- REQUEST:
Update the material from its start through the line containing "legend-swatch-bar [58,443,116,458]" by changing "chart-title" to "figure-title" and leaving all else unchanged. Return only those lines.

(Stored data)
■ ■ ■ ■ ■ ■ ■
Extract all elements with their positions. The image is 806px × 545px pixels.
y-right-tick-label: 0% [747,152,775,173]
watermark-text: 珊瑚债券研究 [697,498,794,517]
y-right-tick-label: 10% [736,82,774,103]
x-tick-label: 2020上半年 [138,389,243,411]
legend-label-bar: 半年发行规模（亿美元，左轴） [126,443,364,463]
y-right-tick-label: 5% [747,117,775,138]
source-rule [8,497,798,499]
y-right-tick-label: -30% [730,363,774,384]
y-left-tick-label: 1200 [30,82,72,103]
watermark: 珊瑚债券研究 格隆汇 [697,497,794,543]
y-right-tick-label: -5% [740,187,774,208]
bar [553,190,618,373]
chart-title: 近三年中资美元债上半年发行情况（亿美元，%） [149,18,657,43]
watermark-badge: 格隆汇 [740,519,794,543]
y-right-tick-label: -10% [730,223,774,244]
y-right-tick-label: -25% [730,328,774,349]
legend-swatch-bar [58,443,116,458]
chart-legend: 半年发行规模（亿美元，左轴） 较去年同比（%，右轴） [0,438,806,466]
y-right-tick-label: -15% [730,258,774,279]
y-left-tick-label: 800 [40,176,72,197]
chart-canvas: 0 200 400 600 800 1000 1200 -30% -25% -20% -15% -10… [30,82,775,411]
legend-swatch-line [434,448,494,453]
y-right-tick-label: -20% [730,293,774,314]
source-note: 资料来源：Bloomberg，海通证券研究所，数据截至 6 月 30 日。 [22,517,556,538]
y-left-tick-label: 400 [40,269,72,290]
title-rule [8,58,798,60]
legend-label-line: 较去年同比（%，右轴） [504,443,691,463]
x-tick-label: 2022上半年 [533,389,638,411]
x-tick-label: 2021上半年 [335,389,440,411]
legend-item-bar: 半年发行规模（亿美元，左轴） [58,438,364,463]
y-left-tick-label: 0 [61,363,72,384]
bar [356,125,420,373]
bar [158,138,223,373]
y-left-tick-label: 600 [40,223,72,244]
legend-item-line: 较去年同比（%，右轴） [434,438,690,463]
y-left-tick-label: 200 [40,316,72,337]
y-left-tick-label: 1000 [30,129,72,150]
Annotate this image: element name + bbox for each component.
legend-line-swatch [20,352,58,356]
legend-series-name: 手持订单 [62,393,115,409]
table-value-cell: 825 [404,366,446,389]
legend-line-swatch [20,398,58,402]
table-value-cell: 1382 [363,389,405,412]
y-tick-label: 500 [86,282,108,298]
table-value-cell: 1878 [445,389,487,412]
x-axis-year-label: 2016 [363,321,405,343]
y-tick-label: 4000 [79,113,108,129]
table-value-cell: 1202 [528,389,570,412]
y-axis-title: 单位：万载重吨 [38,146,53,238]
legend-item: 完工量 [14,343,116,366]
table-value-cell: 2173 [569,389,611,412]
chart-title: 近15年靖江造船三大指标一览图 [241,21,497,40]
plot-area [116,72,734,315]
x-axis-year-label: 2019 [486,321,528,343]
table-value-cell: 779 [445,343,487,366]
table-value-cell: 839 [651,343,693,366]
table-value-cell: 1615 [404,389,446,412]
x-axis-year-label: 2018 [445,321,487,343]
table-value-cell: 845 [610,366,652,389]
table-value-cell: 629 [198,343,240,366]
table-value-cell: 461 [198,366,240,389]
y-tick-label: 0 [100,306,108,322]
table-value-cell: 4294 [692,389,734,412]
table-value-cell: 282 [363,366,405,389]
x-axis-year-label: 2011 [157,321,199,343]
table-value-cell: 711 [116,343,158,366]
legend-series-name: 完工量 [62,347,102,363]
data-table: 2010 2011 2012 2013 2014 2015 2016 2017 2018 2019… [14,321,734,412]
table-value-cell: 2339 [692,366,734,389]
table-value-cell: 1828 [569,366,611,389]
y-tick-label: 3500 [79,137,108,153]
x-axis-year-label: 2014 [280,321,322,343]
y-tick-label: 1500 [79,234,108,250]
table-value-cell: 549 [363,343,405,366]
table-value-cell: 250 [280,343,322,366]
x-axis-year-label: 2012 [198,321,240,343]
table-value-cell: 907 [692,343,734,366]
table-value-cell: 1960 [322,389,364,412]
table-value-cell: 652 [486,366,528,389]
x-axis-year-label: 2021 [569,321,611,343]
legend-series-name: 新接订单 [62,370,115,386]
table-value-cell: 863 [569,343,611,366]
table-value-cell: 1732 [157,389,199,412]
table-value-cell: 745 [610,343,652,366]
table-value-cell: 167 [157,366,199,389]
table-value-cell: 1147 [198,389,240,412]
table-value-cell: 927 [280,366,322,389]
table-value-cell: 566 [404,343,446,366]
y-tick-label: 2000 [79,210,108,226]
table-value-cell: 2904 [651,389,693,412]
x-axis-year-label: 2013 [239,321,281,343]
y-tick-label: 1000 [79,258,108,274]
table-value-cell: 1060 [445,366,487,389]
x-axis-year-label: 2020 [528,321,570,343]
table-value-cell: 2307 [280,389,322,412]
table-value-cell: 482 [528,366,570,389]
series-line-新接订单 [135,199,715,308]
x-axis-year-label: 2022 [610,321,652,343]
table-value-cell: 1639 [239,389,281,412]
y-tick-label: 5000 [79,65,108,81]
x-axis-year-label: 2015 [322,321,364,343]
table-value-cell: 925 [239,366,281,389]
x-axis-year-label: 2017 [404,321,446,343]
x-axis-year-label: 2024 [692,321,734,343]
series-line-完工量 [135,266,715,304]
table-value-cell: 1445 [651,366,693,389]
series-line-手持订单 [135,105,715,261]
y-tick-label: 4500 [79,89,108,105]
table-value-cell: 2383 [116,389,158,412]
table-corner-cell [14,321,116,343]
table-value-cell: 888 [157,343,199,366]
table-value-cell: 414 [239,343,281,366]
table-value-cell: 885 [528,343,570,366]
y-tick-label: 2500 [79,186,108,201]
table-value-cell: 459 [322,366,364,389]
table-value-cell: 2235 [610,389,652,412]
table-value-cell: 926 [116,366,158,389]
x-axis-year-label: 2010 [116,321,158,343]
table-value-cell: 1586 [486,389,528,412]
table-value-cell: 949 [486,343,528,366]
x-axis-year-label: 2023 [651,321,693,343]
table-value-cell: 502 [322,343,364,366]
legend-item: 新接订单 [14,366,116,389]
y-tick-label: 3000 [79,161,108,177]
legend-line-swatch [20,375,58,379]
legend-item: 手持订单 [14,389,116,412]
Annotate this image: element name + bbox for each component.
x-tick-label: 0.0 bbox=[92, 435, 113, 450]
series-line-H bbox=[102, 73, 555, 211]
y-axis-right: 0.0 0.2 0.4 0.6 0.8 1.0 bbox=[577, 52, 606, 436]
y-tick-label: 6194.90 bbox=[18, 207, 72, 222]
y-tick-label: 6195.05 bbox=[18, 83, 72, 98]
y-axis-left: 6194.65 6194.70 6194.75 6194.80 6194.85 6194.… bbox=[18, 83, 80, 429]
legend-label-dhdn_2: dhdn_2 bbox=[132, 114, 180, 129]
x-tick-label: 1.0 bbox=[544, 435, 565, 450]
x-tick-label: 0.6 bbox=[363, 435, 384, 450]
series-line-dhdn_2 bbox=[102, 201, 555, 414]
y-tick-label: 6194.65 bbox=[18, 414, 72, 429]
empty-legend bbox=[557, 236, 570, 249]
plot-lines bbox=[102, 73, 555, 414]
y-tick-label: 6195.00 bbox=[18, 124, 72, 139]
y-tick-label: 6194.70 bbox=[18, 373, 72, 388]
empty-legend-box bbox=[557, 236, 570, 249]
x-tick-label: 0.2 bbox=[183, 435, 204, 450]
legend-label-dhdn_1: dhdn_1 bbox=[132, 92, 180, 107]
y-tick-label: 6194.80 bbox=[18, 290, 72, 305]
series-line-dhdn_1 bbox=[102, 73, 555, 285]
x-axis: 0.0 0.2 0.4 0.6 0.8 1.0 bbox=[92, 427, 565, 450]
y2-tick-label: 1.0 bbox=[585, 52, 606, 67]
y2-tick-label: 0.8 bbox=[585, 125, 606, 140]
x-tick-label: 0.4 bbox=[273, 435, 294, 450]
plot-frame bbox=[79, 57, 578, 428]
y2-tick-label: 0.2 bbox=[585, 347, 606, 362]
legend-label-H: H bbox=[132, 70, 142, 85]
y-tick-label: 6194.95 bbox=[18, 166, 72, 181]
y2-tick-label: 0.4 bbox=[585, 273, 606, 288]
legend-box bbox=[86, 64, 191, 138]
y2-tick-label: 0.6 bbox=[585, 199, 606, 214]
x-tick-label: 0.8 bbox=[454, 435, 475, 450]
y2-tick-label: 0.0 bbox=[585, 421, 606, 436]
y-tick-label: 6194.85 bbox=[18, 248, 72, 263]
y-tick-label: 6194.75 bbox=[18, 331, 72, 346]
■ ■ ■ ■ ■ ■ ■
- REPLY:
Extract all elements with their positions. The image is 806px × 545px pixels.
y-right-tick-label: 0% [747,152,775,173]
watermark-text: 珊瑚债券研究 [697,498,794,517]
y-right-tick-label: 10% [736,82,774,103]
x-tick-label: 2020上半年 [138,389,243,411]
legend-label-bar: 半年发行规模（亿美元，左轴） [126,443,364,463]
y-right-tick-label: 5% [747,117,775,138]
source-rule [8,497,798,499]
y-right-tick-label: -30% [730,363,774,384]
y-left-tick-label: 1200 [30,82,72,103]
watermark: 珊瑚债券研究 格隆汇 [697,497,794,543]
y-right-tick-label: -5% [740,187,774,208]
bar [553,190,618,373]
figure-title: 近三年中资美元债上半年发行情况（亿美元，%） [149,18,657,43]
watermark-badge: 格隆汇 [740,519,794,543]
y-right-tick-label: -10% [730,223,774,244]
y-right-tick-label: -25% [730,328,774,349]
legend-swatch-bar [58,443,116,458]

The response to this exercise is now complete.